What is asked: Every line of the data that contains the string "CORRELATION" must be copied.

+ + + + + + +

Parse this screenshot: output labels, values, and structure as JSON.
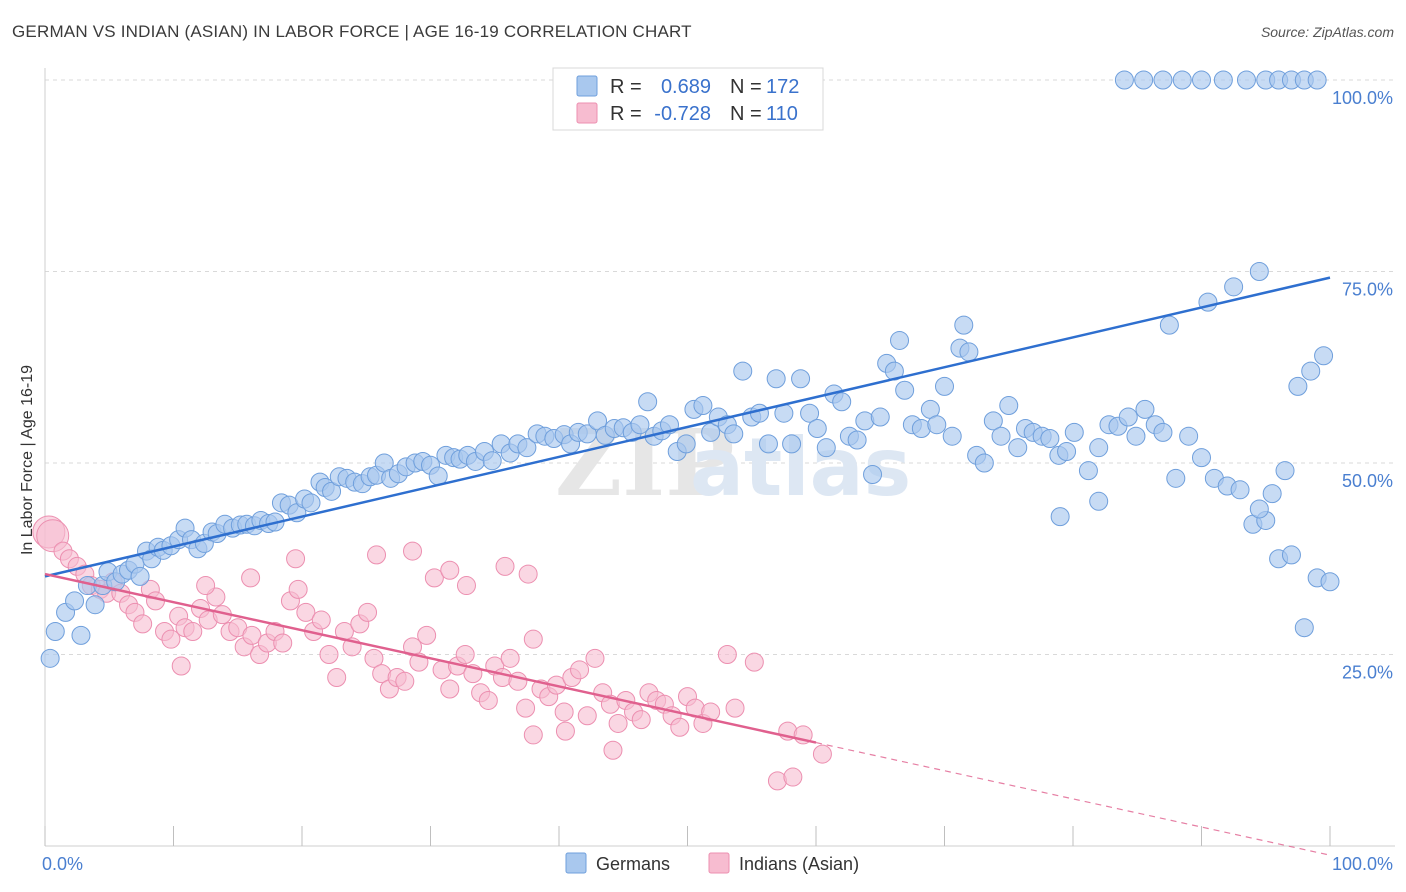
{
  "title": "GERMAN VS INDIAN (ASIAN) IN LABOR FORCE | AGE 16-19 CORRELATION CHART",
  "source": "Source: ZipAtlas.com",
  "watermark": "ZIPatlas",
  "colors": {
    "german_fill": "#a9c8ee",
    "german_stroke": "#6f9fdc",
    "german_line": "#2e6fcf",
    "indian_fill": "#f7bcd0",
    "indian_stroke": "#ec8fb0",
    "indian_line": "#e0608e",
    "grid": "#d9d9d9",
    "axis_text": "#4a7fd0"
  },
  "legend": {
    "rows": [
      {
        "r_label": "R =",
        "r_value": "0.689",
        "n_label": "N =",
        "n_value": "172"
      },
      {
        "r_label": "R =",
        "r_value": "-0.728",
        "n_label": "N =",
        "n_value": "110"
      }
    ]
  },
  "bottom_legend": [
    "Germans",
    "Indians (Asian)"
  ],
  "chart_data": {
    "type": "scatter",
    "title": "GERMAN VS INDIAN (ASIAN) IN LABOR FORCE | AGE 16-19 CORRELATION CHART",
    "xlabel": "",
    "ylabel": "In Labor Force | Age 16-19",
    "xlim": [
      0,
      100
    ],
    "ylim": [
      0,
      102
    ],
    "x_tick_labels": [
      "0.0%",
      "100.0%"
    ],
    "y_tick_labels": [
      "25.0%",
      "50.0%",
      "75.0%",
      "100.0%"
    ],
    "y_ticks": [
      25,
      50,
      75,
      100
    ],
    "grid": true,
    "legend_position": "top-center",
    "series": [
      {
        "name": "Germans",
        "r": 0.689,
        "n": 172,
        "trend": {
          "x": [
            0,
            100
          ],
          "y": [
            35.2,
            74.2
          ]
        },
        "points": [
          [
            0.4,
            24.5
          ],
          [
            0.8,
            28
          ],
          [
            1.6,
            30.5
          ],
          [
            2.3,
            32
          ],
          [
            2.8,
            27.5
          ],
          [
            3.3,
            34
          ],
          [
            3.9,
            31.5
          ],
          [
            4.5,
            34
          ],
          [
            4.9,
            35.8
          ],
          [
            5.5,
            34.5
          ],
          [
            6.0,
            35.5
          ],
          [
            6.5,
            36
          ],
          [
            7.0,
            36.8
          ],
          [
            7.4,
            35.2
          ],
          [
            7.9,
            38.5
          ],
          [
            8.3,
            37.5
          ],
          [
            8.8,
            39
          ],
          [
            9.2,
            38.6
          ],
          [
            9.8,
            39.2
          ],
          [
            10.4,
            40
          ],
          [
            10.9,
            41.5
          ],
          [
            11.4,
            40
          ],
          [
            11.9,
            38.8
          ],
          [
            12.4,
            39.5
          ],
          [
            13.0,
            41
          ],
          [
            13.4,
            40.8
          ],
          [
            14.0,
            42
          ],
          [
            14.6,
            41.5
          ],
          [
            15.2,
            41.9
          ],
          [
            15.7,
            42
          ],
          [
            16.3,
            41.8
          ],
          [
            16.8,
            42.5
          ],
          [
            17.4,
            42.1
          ],
          [
            17.9,
            42.3
          ],
          [
            18.4,
            44.8
          ],
          [
            19.0,
            44.5
          ],
          [
            19.6,
            43.5
          ],
          [
            20.2,
            45.3
          ],
          [
            20.7,
            44.8
          ],
          [
            21.4,
            47.5
          ],
          [
            21.8,
            46.8
          ],
          [
            22.3,
            46.3
          ],
          [
            22.9,
            48.2
          ],
          [
            23.5,
            48
          ],
          [
            24.1,
            47.5
          ],
          [
            24.7,
            47.3
          ],
          [
            25.3,
            48.2
          ],
          [
            25.8,
            48.4
          ],
          [
            26.4,
            50
          ],
          [
            26.9,
            48
          ],
          [
            27.5,
            48.6
          ],
          [
            28.1,
            49.5
          ],
          [
            28.8,
            50
          ],
          [
            29.4,
            50.2
          ],
          [
            30.0,
            49.7
          ],
          [
            30.6,
            48.3
          ],
          [
            31.2,
            51
          ],
          [
            31.8,
            50.7
          ],
          [
            32.3,
            50.5
          ],
          [
            32.9,
            51
          ],
          [
            33.5,
            50.2
          ],
          [
            34.2,
            51.5
          ],
          [
            34.8,
            50.3
          ],
          [
            35.5,
            52.5
          ],
          [
            36.2,
            51.3
          ],
          [
            36.8,
            52.5
          ],
          [
            37.5,
            52
          ],
          [
            38.3,
            53.8
          ],
          [
            38.9,
            53.5
          ],
          [
            39.6,
            53.2
          ],
          [
            40.4,
            53.7
          ],
          [
            40.9,
            52.5
          ],
          [
            41.5,
            54
          ],
          [
            42.2,
            53.8
          ],
          [
            43.0,
            55.5
          ],
          [
            43.6,
            53.6
          ],
          [
            44.3,
            54.5
          ],
          [
            45.0,
            54.6
          ],
          [
            45.7,
            54
          ],
          [
            46.3,
            55
          ],
          [
            46.9,
            58
          ],
          [
            47.4,
            53.5
          ],
          [
            48.0,
            54.2
          ],
          [
            48.6,
            55
          ],
          [
            49.2,
            51.5
          ],
          [
            49.9,
            52.5
          ],
          [
            50.5,
            57
          ],
          [
            51.2,
            57.5
          ],
          [
            51.8,
            54
          ],
          [
            52.4,
            56
          ],
          [
            53.1,
            55
          ],
          [
            53.6,
            53.8
          ],
          [
            54.3,
            62
          ],
          [
            55.0,
            56
          ],
          [
            55.6,
            56.5
          ],
          [
            56.3,
            52.5
          ],
          [
            56.9,
            61
          ],
          [
            57.5,
            56.5
          ],
          [
            58.1,
            52.5
          ],
          [
            58.8,
            61
          ],
          [
            59.5,
            56.5
          ],
          [
            60.1,
            54.5
          ],
          [
            60.8,
            52
          ],
          [
            61.4,
            59
          ],
          [
            62.0,
            58
          ],
          [
            62.6,
            53.5
          ],
          [
            63.2,
            53
          ],
          [
            63.8,
            55.5
          ],
          [
            64.4,
            48.5
          ],
          [
            65.0,
            56
          ],
          [
            65.5,
            63
          ],
          [
            66.1,
            62
          ],
          [
            66.9,
            59.5
          ],
          [
            67.5,
            55
          ],
          [
            68.2,
            54.5
          ],
          [
            68.9,
            57
          ],
          [
            69.4,
            55
          ],
          [
            70.0,
            60
          ],
          [
            70.6,
            53.5
          ],
          [
            71.2,
            65
          ],
          [
            71.9,
            64.5
          ],
          [
            72.5,
            51
          ],
          [
            73.1,
            50
          ],
          [
            73.8,
            55.5
          ],
          [
            74.4,
            53.5
          ],
          [
            75.0,
            57.5
          ],
          [
            75.7,
            52
          ],
          [
            76.3,
            54.5
          ],
          [
            76.9,
            54
          ],
          [
            77.6,
            53.5
          ],
          [
            78.2,
            53.2
          ],
          [
            78.9,
            51
          ],
          [
            79.5,
            51.5
          ],
          [
            80.1,
            54
          ],
          [
            81.2,
            49
          ],
          [
            82.0,
            52
          ],
          [
            82.8,
            55
          ],
          [
            83.5,
            54.8
          ],
          [
            84.3,
            56
          ],
          [
            84.9,
            53.5
          ],
          [
            85.6,
            57
          ],
          [
            86.4,
            55
          ],
          [
            87.0,
            54
          ],
          [
            88.0,
            48
          ],
          [
            89.0,
            53.5
          ],
          [
            90.0,
            50.7
          ],
          [
            91.0,
            48
          ],
          [
            92.0,
            47
          ],
          [
            93.0,
            46.5
          ],
          [
            94.0,
            42
          ],
          [
            95.0,
            42.5
          ],
          [
            96.0,
            37.5
          ],
          [
            97.0,
            38
          ],
          [
            98.0,
            28.5
          ],
          [
            99.0,
            35
          ],
          [
            100.0,
            34.5
          ],
          [
            94.5,
            44
          ],
          [
            95.5,
            46
          ],
          [
            96.5,
            49
          ],
          [
            97.5,
            60
          ],
          [
            98.5,
            62
          ],
          [
            99.5,
            64
          ],
          [
            87.5,
            68
          ],
          [
            90.5,
            71
          ],
          [
            92.5,
            73
          ],
          [
            94.5,
            75
          ],
          [
            71.5,
            68
          ],
          [
            66.5,
            66
          ],
          [
            82.0,
            45
          ],
          [
            79.0,
            43
          ],
          [
            84.0,
            100
          ],
          [
            85.5,
            100
          ],
          [
            87.0,
            100
          ],
          [
            88.5,
            100
          ],
          [
            90.0,
            100
          ],
          [
            91.7,
            100
          ],
          [
            93.5,
            100
          ],
          [
            95.0,
            100
          ],
          [
            96.0,
            100
          ],
          [
            97.0,
            100
          ],
          [
            98.0,
            100
          ],
          [
            99.0,
            100
          ]
        ]
      },
      {
        "name": "Indians (Asian)",
        "r": -0.728,
        "n": 110,
        "trend": {
          "x": [
            0,
            60
          ],
          "y": [
            35.5,
            13.5
          ]
        },
        "trend_extended": {
          "x": [
            60,
            100
          ],
          "y": [
            13.5,
            -1.2
          ]
        },
        "points": [
          [
            0.3,
            41
          ],
          [
            0.6,
            40.5
          ],
          [
            1.4,
            38.5
          ],
          [
            1.9,
            37.5
          ],
          [
            2.5,
            36.5
          ],
          [
            3.1,
            35.5
          ],
          [
            3.6,
            34
          ],
          [
            4.3,
            33.5
          ],
          [
            4.8,
            33
          ],
          [
            5.3,
            34.5
          ],
          [
            5.9,
            33
          ],
          [
            6.5,
            31.5
          ],
          [
            7.0,
            30.5
          ],
          [
            7.6,
            29
          ],
          [
            8.2,
            33.5
          ],
          [
            8.6,
            32
          ],
          [
            9.3,
            28
          ],
          [
            9.8,
            27
          ],
          [
            10.4,
            30
          ],
          [
            10.9,
            28.5
          ],
          [
            11.5,
            28
          ],
          [
            12.1,
            31
          ],
          [
            12.7,
            29.5
          ],
          [
            13.3,
            32.5
          ],
          [
            13.8,
            30.2
          ],
          [
            14.4,
            28
          ],
          [
            15.0,
            28.5
          ],
          [
            15.5,
            26
          ],
          [
            16.1,
            27.5
          ],
          [
            16.7,
            25
          ],
          [
            17.3,
            26.5
          ],
          [
            17.9,
            28
          ],
          [
            18.5,
            26.5
          ],
          [
            19.1,
            32
          ],
          [
            19.7,
            33.5
          ],
          [
            20.3,
            30.5
          ],
          [
            20.9,
            28
          ],
          [
            21.5,
            29.5
          ],
          [
            22.1,
            25
          ],
          [
            22.7,
            22
          ],
          [
            23.3,
            28
          ],
          [
            23.9,
            26
          ],
          [
            24.5,
            29
          ],
          [
            25.1,
            30.5
          ],
          [
            25.6,
            24.5
          ],
          [
            26.2,
            22.5
          ],
          [
            26.8,
            20.5
          ],
          [
            27.4,
            22
          ],
          [
            28.0,
            21.5
          ],
          [
            28.6,
            26
          ],
          [
            29.1,
            24
          ],
          [
            29.7,
            27.5
          ],
          [
            30.3,
            35
          ],
          [
            30.9,
            23
          ],
          [
            31.5,
            20.5
          ],
          [
            32.1,
            23.5
          ],
          [
            32.7,
            25
          ],
          [
            33.3,
            22.5
          ],
          [
            33.9,
            20
          ],
          [
            34.5,
            19
          ],
          [
            35.0,
            23.5
          ],
          [
            35.6,
            22
          ],
          [
            36.2,
            24.5
          ],
          [
            36.8,
            21.5
          ],
          [
            37.4,
            18
          ],
          [
            38.0,
            27
          ],
          [
            38.6,
            20.5
          ],
          [
            39.2,
            19.5
          ],
          [
            39.8,
            21
          ],
          [
            40.4,
            17.5
          ],
          [
            41.0,
            22
          ],
          [
            41.6,
            23
          ],
          [
            42.2,
            17
          ],
          [
            42.8,
            24.5
          ],
          [
            43.4,
            20
          ],
          [
            44.0,
            18.5
          ],
          [
            44.6,
            16
          ],
          [
            45.2,
            19
          ],
          [
            45.8,
            17.5
          ],
          [
            46.4,
            16.5
          ],
          [
            47.0,
            20
          ],
          [
            47.6,
            19
          ],
          [
            48.2,
            18.5
          ],
          [
            48.8,
            17
          ],
          [
            49.4,
            15.5
          ],
          [
            50.0,
            19.5
          ],
          [
            50.6,
            18
          ],
          [
            51.2,
            16
          ],
          [
            51.8,
            17.5
          ],
          [
            53.1,
            25
          ],
          [
            53.7,
            18
          ],
          [
            55.2,
            24
          ],
          [
            57.8,
            15
          ],
          [
            59.0,
            14.5
          ],
          [
            60.5,
            12
          ],
          [
            57.0,
            8.5
          ],
          [
            58.2,
            9
          ],
          [
            44.2,
            12.5
          ],
          [
            40.5,
            15
          ],
          [
            38.0,
            14.5
          ],
          [
            31.5,
            36
          ],
          [
            32.8,
            34
          ],
          [
            35.8,
            36.5
          ],
          [
            37.6,
            35.5
          ],
          [
            10.6,
            23.5
          ],
          [
            12.5,
            34
          ],
          [
            16.0,
            35
          ],
          [
            19.5,
            37.5
          ],
          [
            25.8,
            38
          ],
          [
            28.6,
            38.5
          ]
        ]
      }
    ]
  }
}
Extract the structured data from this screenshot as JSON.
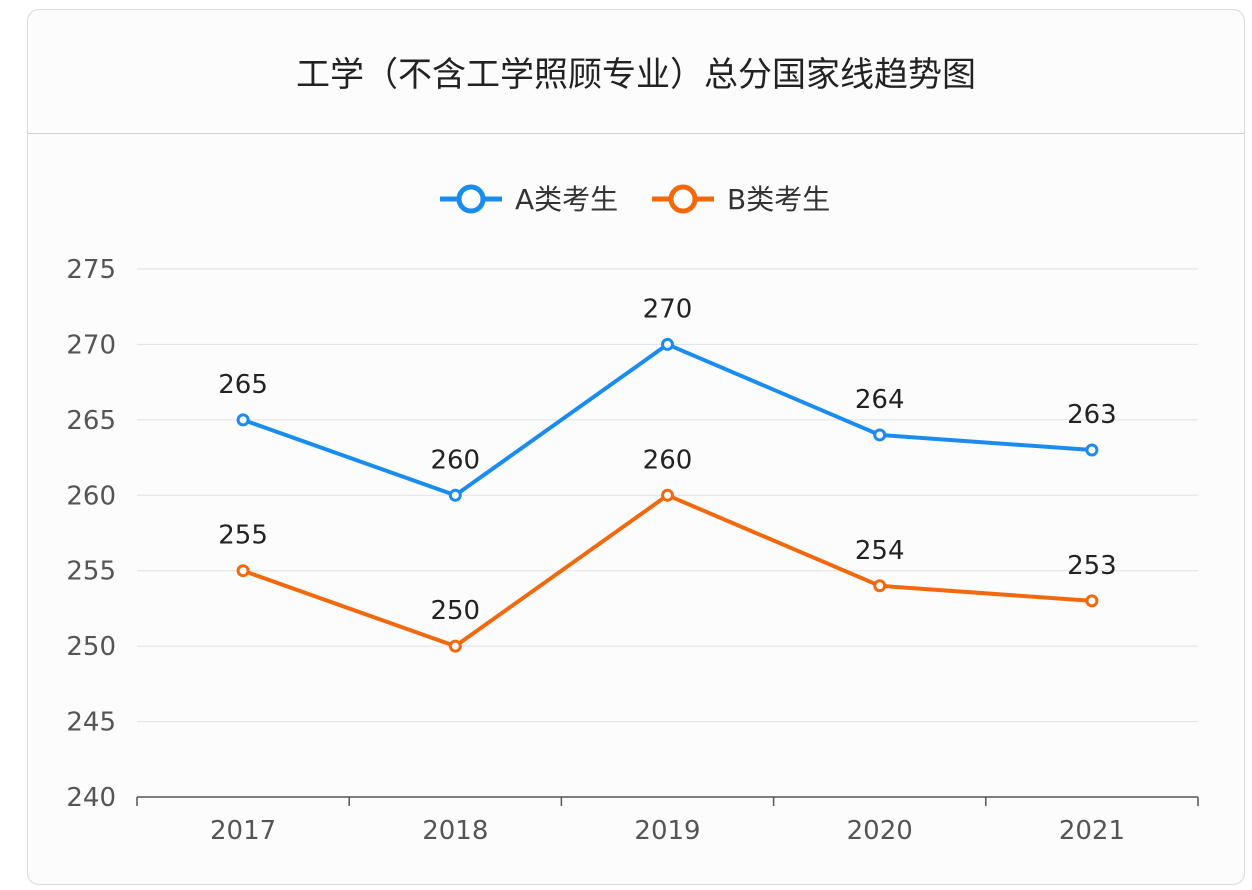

+ + + + + + +

Answer to the task:
  "title": "GERMAN VS INDIAN (ASIAN) IN LABOR FORCE | AGE 16-19 CORRELATION CHART",
    "title": "GERMAN VS INDIAN (ASIAN) IN LABOR FORCE | AGE 16-19 CORRELATION CHART",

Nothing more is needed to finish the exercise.